> _THE PROBLEM_
Take the entries below and reproduce them word for word.

(Excerpt from a dataset)
Start
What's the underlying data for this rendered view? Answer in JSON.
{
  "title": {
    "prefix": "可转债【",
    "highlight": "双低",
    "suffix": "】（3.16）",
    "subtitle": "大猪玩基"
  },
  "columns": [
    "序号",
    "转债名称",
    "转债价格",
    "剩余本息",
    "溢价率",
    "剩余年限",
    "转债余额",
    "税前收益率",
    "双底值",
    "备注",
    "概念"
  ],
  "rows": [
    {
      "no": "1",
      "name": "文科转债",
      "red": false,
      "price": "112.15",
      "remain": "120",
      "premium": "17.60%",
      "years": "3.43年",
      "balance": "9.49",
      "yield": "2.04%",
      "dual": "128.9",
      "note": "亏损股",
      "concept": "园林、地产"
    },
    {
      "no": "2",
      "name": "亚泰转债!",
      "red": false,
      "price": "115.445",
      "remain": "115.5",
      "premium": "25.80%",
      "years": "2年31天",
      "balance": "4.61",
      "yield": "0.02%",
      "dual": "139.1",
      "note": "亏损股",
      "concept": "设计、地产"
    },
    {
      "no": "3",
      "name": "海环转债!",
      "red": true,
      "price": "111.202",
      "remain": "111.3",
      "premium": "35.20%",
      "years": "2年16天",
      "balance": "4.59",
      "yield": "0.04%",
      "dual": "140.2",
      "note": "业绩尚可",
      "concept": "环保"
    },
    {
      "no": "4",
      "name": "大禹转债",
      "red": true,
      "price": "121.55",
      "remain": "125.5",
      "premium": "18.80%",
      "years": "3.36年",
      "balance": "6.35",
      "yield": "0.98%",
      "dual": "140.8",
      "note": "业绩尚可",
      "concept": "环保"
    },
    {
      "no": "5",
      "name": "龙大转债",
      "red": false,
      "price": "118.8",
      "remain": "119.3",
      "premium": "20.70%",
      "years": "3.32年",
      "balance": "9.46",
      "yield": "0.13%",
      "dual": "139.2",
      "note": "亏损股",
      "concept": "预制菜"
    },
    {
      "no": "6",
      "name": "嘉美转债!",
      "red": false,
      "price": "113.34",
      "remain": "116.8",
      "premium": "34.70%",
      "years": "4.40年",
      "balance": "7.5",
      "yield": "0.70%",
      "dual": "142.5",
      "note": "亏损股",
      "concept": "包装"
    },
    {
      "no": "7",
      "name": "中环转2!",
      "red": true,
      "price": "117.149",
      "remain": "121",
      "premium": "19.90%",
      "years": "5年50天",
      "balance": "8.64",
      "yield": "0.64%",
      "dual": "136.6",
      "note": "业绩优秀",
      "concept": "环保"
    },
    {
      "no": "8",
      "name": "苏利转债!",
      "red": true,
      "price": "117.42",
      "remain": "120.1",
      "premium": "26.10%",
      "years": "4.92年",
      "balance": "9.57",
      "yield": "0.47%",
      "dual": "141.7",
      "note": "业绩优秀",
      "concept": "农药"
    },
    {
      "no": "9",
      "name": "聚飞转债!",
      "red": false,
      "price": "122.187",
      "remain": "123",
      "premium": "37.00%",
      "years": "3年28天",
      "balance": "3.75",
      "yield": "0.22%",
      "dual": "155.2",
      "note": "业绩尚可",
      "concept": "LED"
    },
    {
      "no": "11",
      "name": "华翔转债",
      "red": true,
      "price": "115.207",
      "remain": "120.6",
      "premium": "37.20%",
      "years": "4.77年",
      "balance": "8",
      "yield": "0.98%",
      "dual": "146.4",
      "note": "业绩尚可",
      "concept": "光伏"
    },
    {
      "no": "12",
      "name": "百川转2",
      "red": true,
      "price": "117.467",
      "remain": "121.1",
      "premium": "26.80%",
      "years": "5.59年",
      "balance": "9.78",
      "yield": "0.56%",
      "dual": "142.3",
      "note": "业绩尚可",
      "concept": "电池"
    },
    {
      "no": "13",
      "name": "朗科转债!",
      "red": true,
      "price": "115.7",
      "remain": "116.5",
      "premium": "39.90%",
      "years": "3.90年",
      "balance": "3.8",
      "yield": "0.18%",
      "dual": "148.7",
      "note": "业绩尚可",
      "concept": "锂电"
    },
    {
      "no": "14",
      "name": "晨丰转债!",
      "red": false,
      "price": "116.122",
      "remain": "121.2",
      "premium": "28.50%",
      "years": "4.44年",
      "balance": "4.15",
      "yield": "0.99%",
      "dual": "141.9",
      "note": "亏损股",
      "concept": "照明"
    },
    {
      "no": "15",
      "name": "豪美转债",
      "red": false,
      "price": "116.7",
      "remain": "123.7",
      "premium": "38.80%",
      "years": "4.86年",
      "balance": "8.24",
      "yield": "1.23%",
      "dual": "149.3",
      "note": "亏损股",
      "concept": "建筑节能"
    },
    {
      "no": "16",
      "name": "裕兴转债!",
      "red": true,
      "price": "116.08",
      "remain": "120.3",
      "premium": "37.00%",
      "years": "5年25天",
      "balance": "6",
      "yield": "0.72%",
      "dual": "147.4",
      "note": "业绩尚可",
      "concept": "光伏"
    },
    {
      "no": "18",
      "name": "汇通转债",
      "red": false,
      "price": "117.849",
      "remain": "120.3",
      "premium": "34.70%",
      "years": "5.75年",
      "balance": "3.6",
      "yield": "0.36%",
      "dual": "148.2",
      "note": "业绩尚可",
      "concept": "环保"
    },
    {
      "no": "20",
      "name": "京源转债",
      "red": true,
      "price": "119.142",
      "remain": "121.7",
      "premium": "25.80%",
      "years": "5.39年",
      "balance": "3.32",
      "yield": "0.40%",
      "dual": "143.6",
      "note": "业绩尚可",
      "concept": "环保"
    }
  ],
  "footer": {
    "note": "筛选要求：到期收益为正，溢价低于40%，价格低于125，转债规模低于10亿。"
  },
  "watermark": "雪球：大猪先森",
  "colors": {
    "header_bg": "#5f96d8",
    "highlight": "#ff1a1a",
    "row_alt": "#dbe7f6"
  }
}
End
> _RESULT_
What's the underlying data for this rendered view? Answer in JSON.
{
  "title": {
    "prefix": "可转债【",
    "highlight": "双低",
    "suffix": "】（3.16）",
    "subtitle": "大猪玩基"
  },
  "columns": [
    "序号",
    "转债名称",
    "转债价格",
    "剩余本息",
    "溢价率",
    "剩余年限",
    "转债余额",
    "税前收益率",
    "双底值",
    "备注",
    "概念"
  ],
  "rows": [
    {
      "no": "1",
      "name": "文科转债",
      "red": false,
      "price": "112.15",
      "remain": "120",
      "premium": "17.60%",
      "years": "3.43年",
      "balance": "9.49",
      "yield": "2.04%",
      "dual": "128.9",
      "note": "亏损股",
      "concept": "园林、地产"
    },
    {
      "no": "2",
      "name": "亚泰转债!",
      "red": false,
      "price": "115.445",
      "remain": "115.5",
      "premium": "25.80%",
      "years": "2年31天",
      "balance": "4.61",
      "yield": "0.02%",
      "dual": "139.1",
      "note": "亏损股",
      "concept": "设计、地产"
    },
    {
      "no": "3",
      "name": "海环转债!",
      "red": true,
      "price": "111.202",
      "remain": "111.3",
      "premium": "35.20%",
      "years": "2年16天",
      "balance": "4.59",
      "yield": "0.04%",
      "dual": "140.2",
      "note": "业绩尚可",
      "concept": "环保"
    },
    {
      "no": "4",
      "name": "大禹转债",
      "red": true,
      "price": "121.55",
      "remain": "125.5",
      "premium": "18.80%",
      "years": "3.36年",
      "balance": "6.35",
      "yield": "0.98%",
      "dual": "140.8",
      "note": "业绩尚可",
      "concept": "环保"
    },
    {
      "no": "5",
      "name": "龙大转债",
      "red": false,
      "price": "118.8",
      "remain": "119.3",
      "premium": "20.70%",
      "years": "3.32年",
      "balance": "9.46",
      "yield": "0.13%",
      "dual": "139.2",
      "note": "亏损股",
      "concept": "预制菜"
    },
    {
      "no": "6",
      "name": "嘉美转债!",
      "red": false,
      "price": "113.34",
      "remain": "116.8",
      "premium": "34.70%",
      "years": "4.40年",
      "balance": "7.5",
      "yield": "0.70%",
      "dual": "142.5",
      "note": "亏损股",
      "concept": "包装"
    },
    {
      "no": "7",
      "name": "中环转2!",
      "red": true,
      "price": "117.149",
      "remain": "121",
      "premium": "19.90%",
      "years": "5年50天",
      "balance": "8.64",
      "yield": "0.64%",
      "dual": "136.6",
      "note": "业绩优秀",
      "concept": "环保"
    },
    {
      "no": "8",
      "name": "苏利转债!",
      "red": true,
      "price": "117.42",
      "remain": "120.1",
      "premium": "26.10%",
      "years": "4.92年",
      "balance": "9.57",
      "yield": "0.47%",
      "dual": "141.7",
      "note": "业绩优秀",
      "concept": "农药"
    },
    {
      "no": "9",
      "name": "聚飞转债!",
      "red": false,
      "price": "122.187",
      "remain": "123",
      "premium": "37.00%",
      "years": "3年28天",
      "balance": "3.75",
      "yield": "0.22%",
      "dual": "155.2",
      "note": "业绩尚可",
      "concept": "LED"
    },
    {
      "no": "11",
      "name": "华翔转债",
      "red": true,
      "price": "115.207",
      "remain": "120.6",
      "premium": "37.20%",
      "years": "4.77年",
      "balance": "8",
      "yield": "0.98%",
      "dual": "146.4",
      "note": "业绩尚可",
      "concept": "光伏"
    },
    {
      "no": "12",
      "name": "百川转2",
      "red": true,
      "price": "117.467",
      "remain": "121.1",
      "premium": "26.80%",
      "years": "5.59年",
      "balance": "9.78",
      "yield": "0.56%",
      "dual": "142.3",
      "note": "业绩尚可",
      "concept": "电池"
    },
    {
      "no": "13",
      "name": "朗科转债!",
      "red": true,
      "price": "115.7",
      "remain": "116.5",
      "premium": "39.90%",
      "years": "3.90年",
      "balance": "3.8",
      "yield": "0.18%",
      "dual": "148.7",
      "note": "业绩尚可",
      "concept": "锂电"
    },
    {
      "no": "14",
      "name": "晨丰转债!",
      "red": false,
      "price": "116.122",
      "remain": "121.2",
      "premium": "28.50%",
      "years": "4.44年",
      "balance": "4.15",
      "yield": "0.99%",
      "dual": "141.9",
      "note": "亏损股",
      "concept": "照明"
    },
    {
      "no": "15",
      "name": "豪美转债",
      "red": false,
      "price": "116.7",
      "remain": "123.7",
      "premium": "38.80%",
      "years": "4.86年",
      "balance": "8.24",
      "yield": "1.23%",
      "dual": "149.3",
      "note": "亏损股",
      "concept": "建筑节能"
    },
    {
      "no": "16",
      "name": "裕兴转债!",
      "red": true,
      "price": "116.08",
      "remain": "120.3",
      "premium": "37.00%",
      "years": "5年25天",
      "balance": "6",
      "yield": "0.72%",
      "dual": "147.4",
      "note": "业绩尚可",
      "concept": "光伏"
    },
    {
      "no": "18",
      "name": "汇通转债",
      "red": false,
      "price": "117.849",
      "remain": "120.3",
      "premium": "34.70%",
      "years": "5.75年",
      "balance": "3.6",
      "yield": "0.36%",
      "dual": "148.2",
      "note": "业绩尚可",
      "concept": "环保"
    },
    {
      "no": "20",
      "name": "京源转债",
      "red": true,
      "price": "119.142",
      "remain": "121.7",
      "premium": "25.80%",
      "years": "5.39年",
      "balance": "3.32",
      "yield": "0.40%",
      "dual": "143.6",
      "note": "业绩尚可",
      "concept": "环保"
    }
  ],
  "footer": {
    "note": "筛选要求：到期收益为正，溢价低于40%，价格低于125，转债规模低于10亿。"
  },
  "watermark": "雪球：大猪先森",
  "colors": {
    "header_bg": "#5f96d8",
    "highlight": "#ff1a1a",
    "row_alt": "#dbe7f6"
  }
}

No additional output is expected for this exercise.